◆ Given instruction: Look through the lines below and extract each one that contains "three".

********************

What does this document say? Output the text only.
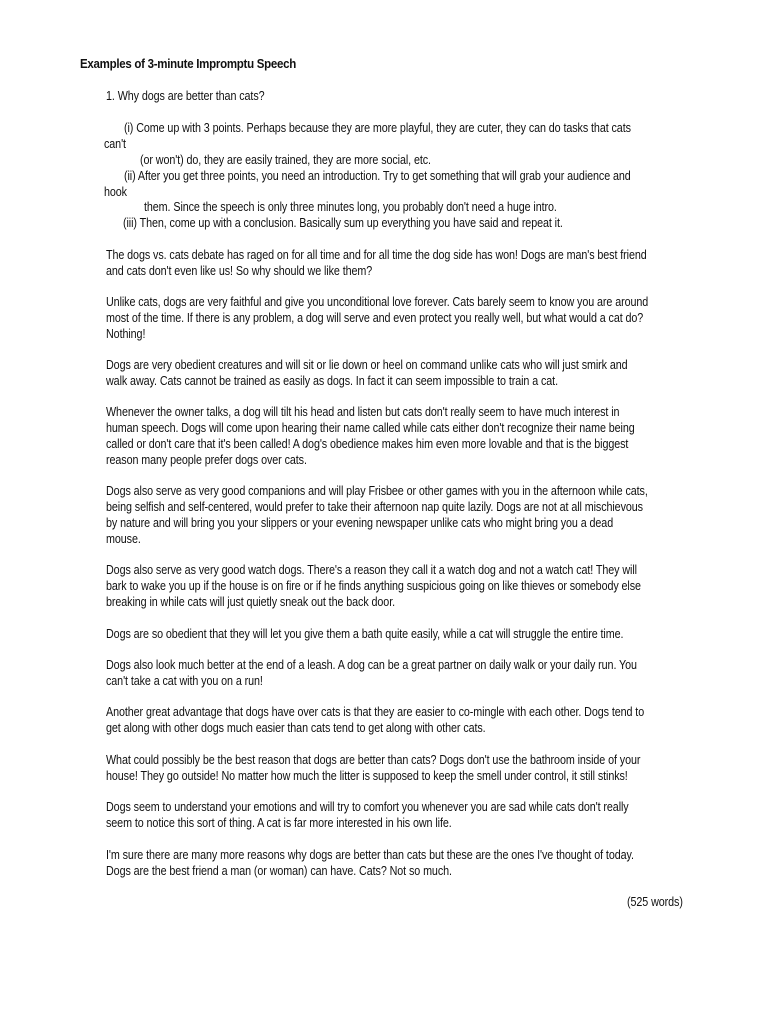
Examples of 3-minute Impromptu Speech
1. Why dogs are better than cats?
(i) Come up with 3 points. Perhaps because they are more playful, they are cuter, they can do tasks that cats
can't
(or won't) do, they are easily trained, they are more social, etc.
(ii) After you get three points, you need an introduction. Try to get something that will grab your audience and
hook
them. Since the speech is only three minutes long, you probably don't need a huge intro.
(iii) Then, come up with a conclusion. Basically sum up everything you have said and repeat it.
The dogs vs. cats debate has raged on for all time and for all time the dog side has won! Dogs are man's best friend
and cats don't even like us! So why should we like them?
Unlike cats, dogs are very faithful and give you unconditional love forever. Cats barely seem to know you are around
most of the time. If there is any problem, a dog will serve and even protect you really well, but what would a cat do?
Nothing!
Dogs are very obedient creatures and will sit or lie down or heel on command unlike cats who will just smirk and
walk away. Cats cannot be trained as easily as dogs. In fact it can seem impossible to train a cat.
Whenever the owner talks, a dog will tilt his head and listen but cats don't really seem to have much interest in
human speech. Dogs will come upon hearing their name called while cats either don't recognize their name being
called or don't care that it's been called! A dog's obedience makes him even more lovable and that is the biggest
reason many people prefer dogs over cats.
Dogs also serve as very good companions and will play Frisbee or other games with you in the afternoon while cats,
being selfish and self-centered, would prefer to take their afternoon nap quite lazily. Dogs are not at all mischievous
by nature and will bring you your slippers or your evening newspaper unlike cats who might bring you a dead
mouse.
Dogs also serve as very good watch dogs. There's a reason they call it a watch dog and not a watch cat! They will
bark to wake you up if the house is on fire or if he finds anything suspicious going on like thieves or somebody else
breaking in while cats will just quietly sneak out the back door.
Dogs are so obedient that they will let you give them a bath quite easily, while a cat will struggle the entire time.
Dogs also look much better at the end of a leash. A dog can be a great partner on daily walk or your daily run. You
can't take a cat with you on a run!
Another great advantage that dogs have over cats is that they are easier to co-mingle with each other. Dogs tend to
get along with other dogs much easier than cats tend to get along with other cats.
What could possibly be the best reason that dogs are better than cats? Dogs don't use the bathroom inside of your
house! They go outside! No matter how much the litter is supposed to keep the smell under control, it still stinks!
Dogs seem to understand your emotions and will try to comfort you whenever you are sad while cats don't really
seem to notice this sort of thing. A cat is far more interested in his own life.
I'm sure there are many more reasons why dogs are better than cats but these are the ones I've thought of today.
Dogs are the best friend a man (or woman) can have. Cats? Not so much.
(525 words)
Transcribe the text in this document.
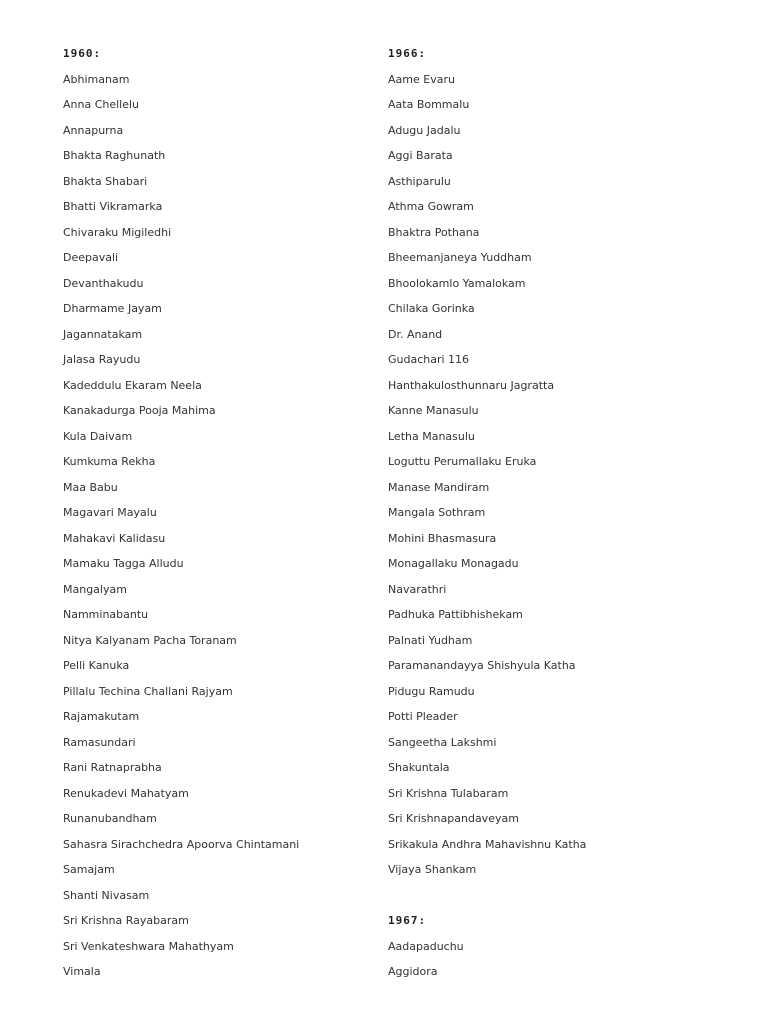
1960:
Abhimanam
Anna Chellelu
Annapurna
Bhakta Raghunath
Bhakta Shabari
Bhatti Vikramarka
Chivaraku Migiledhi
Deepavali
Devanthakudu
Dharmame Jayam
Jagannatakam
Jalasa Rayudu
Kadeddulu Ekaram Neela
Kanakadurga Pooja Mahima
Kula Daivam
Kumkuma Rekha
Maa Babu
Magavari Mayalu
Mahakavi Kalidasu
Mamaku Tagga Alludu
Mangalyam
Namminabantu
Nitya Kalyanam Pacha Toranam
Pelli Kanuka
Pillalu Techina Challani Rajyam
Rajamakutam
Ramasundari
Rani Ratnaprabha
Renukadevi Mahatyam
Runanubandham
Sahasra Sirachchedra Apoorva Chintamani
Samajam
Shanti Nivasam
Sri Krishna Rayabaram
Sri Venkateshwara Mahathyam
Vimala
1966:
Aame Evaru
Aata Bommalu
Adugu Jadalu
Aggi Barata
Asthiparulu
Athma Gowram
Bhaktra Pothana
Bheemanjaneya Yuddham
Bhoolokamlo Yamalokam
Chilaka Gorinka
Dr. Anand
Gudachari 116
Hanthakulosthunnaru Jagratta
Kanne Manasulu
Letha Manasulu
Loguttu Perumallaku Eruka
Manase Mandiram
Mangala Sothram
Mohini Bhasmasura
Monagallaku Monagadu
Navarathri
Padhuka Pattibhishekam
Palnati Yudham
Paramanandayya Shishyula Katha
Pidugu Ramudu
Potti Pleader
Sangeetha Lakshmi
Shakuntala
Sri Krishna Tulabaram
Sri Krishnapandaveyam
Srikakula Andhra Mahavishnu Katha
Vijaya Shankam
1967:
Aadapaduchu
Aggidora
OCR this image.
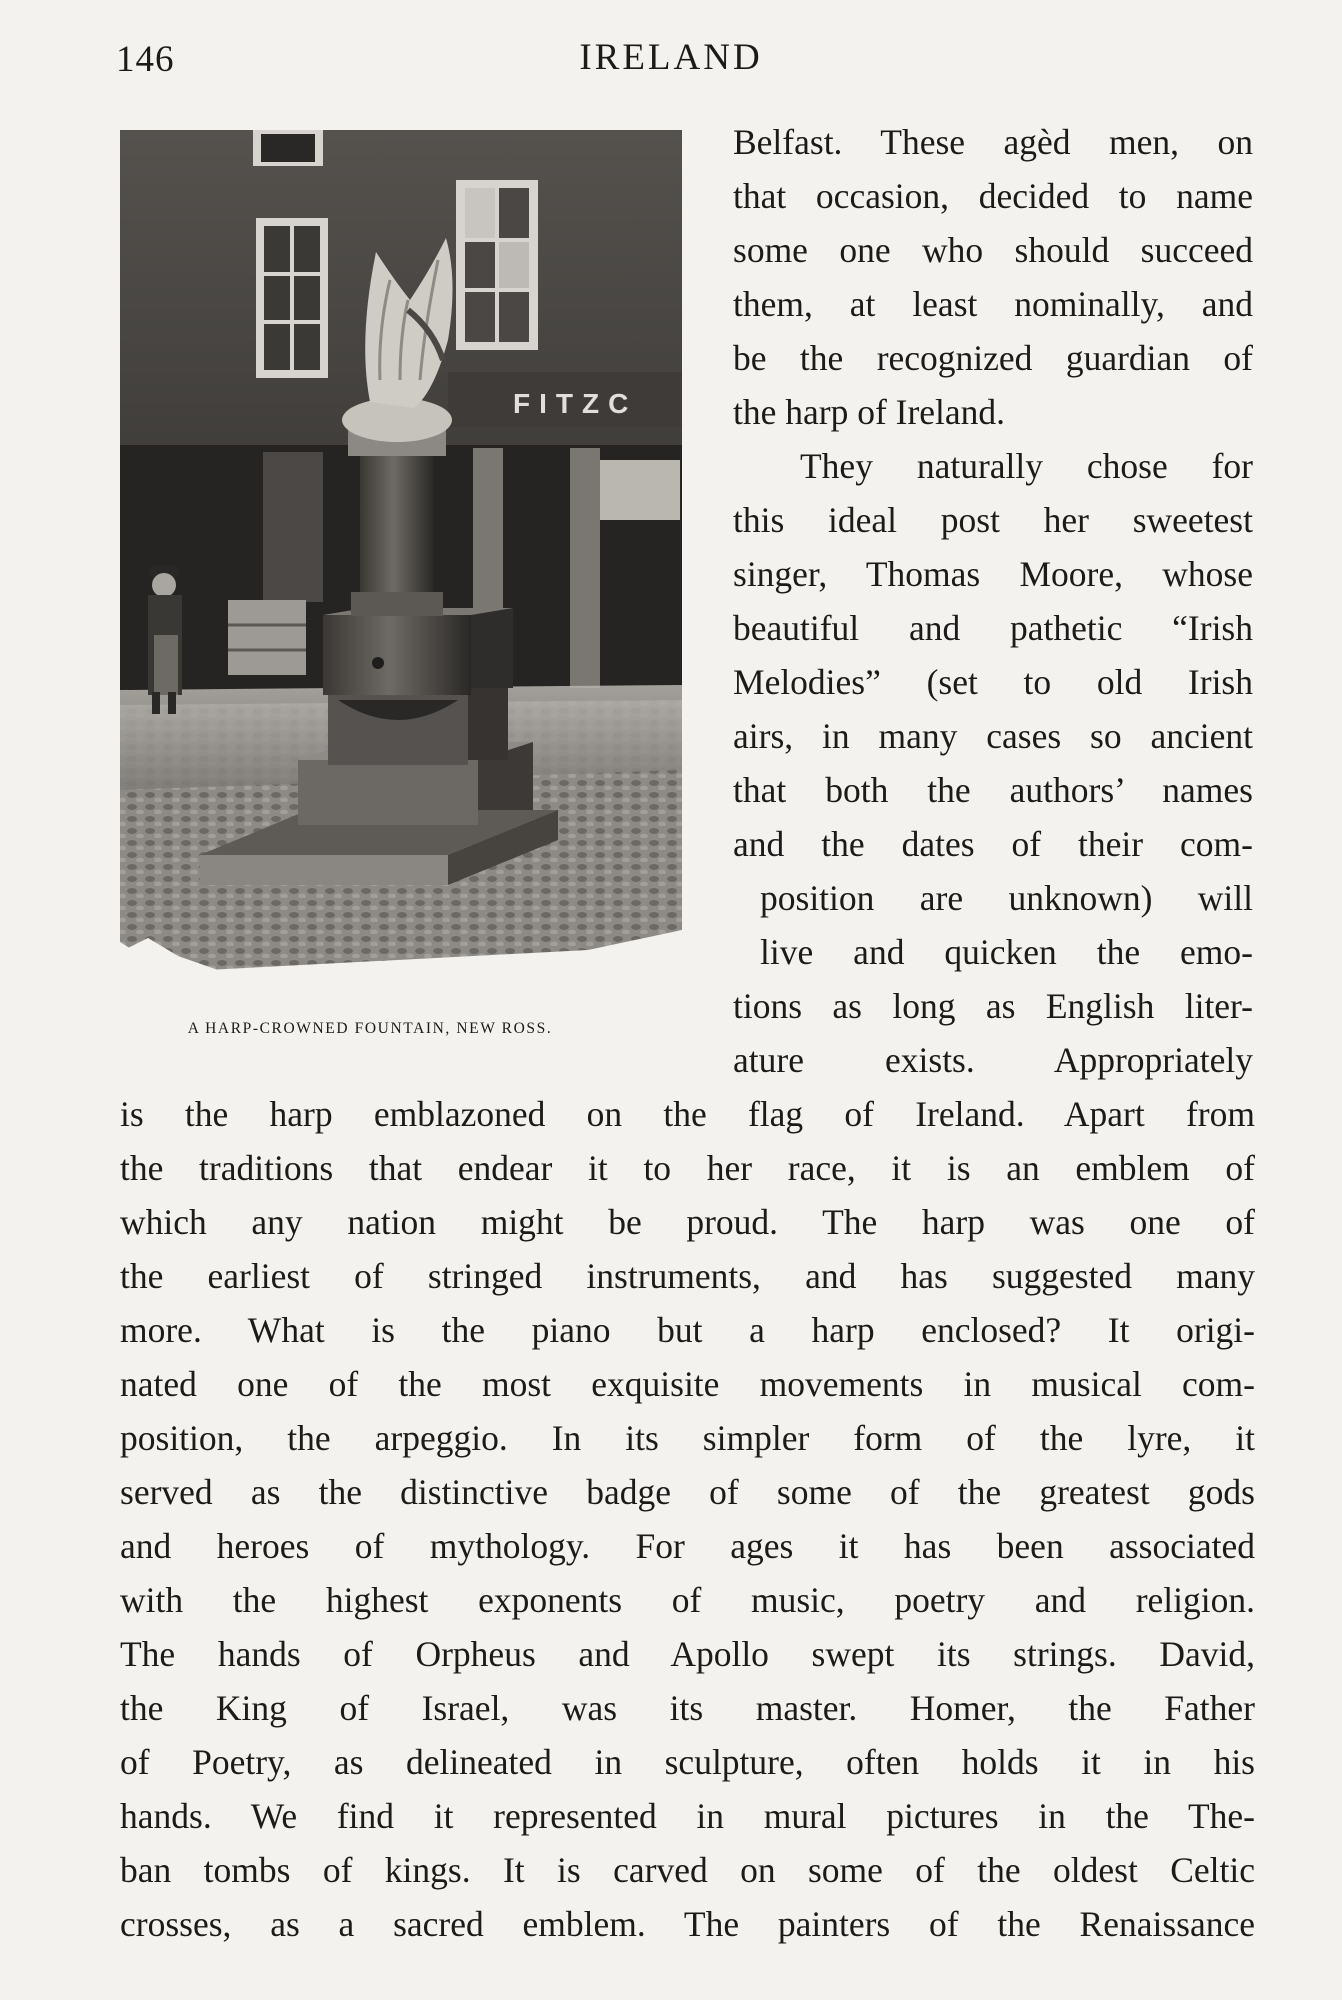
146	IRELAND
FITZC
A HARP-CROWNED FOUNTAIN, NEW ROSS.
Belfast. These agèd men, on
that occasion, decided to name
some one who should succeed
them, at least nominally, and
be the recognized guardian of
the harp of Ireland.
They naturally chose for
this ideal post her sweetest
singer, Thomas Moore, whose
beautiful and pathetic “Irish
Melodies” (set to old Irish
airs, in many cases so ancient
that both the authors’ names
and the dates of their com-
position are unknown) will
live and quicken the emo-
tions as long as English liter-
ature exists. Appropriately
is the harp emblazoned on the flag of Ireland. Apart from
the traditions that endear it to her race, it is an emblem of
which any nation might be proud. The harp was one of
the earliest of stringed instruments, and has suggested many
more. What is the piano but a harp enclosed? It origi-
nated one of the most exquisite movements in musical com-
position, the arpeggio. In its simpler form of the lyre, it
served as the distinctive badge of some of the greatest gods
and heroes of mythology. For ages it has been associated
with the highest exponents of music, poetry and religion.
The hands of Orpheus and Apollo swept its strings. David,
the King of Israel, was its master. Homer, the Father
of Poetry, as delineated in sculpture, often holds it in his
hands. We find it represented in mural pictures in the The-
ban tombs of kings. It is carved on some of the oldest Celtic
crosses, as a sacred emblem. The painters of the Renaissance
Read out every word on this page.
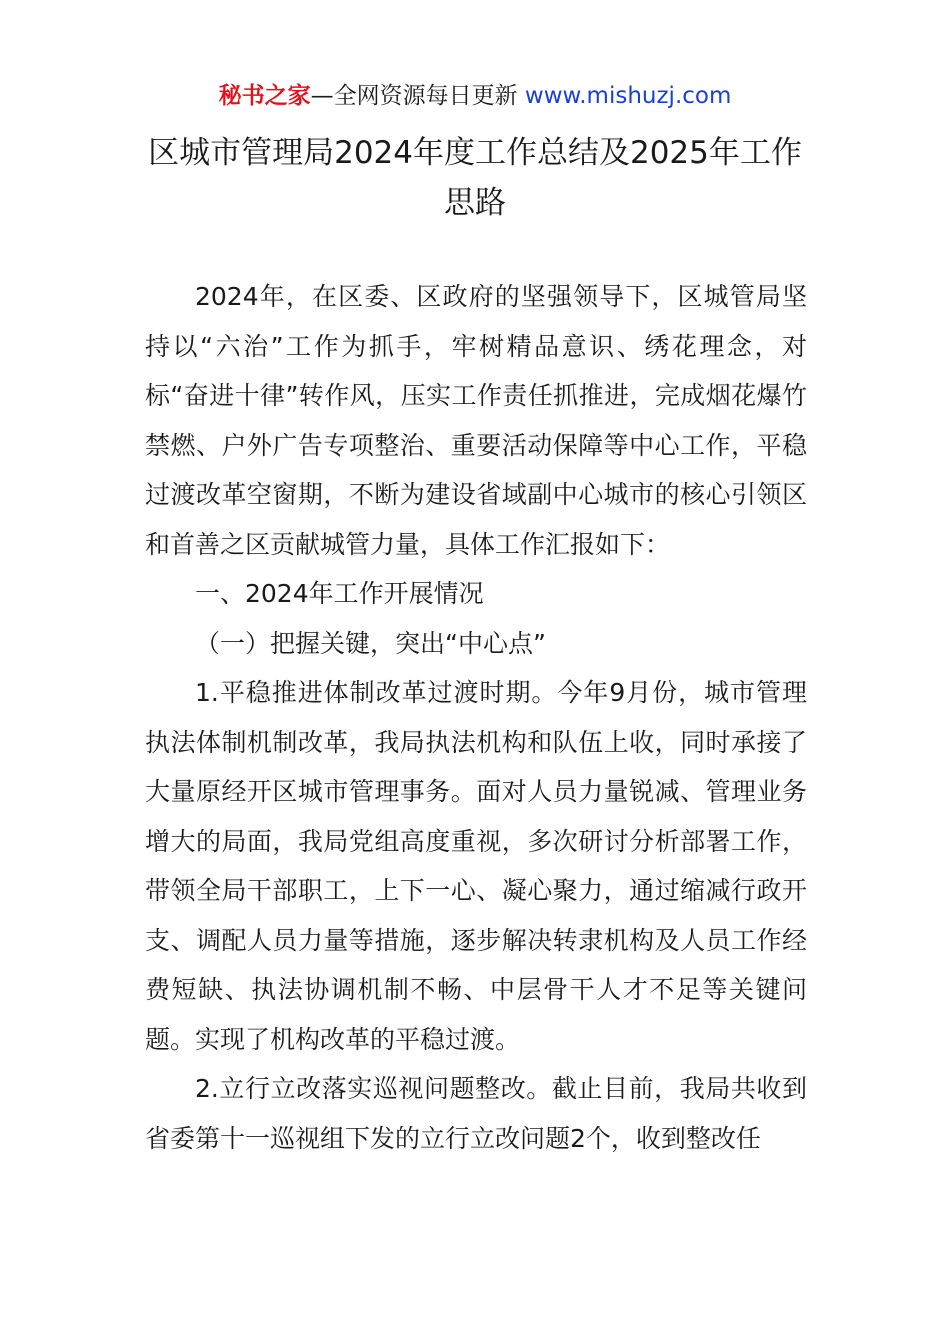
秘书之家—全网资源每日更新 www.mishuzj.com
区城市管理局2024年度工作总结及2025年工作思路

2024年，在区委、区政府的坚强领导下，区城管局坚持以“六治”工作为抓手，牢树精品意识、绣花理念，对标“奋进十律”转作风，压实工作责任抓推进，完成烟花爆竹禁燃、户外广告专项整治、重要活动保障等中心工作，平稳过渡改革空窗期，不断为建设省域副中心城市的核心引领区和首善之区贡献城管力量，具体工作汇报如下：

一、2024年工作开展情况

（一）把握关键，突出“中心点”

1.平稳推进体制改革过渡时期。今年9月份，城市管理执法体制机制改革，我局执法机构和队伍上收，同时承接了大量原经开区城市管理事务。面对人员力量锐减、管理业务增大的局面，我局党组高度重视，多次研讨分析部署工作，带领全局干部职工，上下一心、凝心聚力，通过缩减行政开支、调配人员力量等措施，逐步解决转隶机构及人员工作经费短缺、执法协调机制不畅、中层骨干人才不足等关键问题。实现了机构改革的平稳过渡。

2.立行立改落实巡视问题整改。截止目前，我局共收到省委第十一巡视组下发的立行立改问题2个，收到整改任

********************

◆ Response for this exercise:
(ii) After you get three points, you need an introduction. Try to get something that will grab your audience and
them. Since the speech is only three minutes long, you probably don't need a huge intro.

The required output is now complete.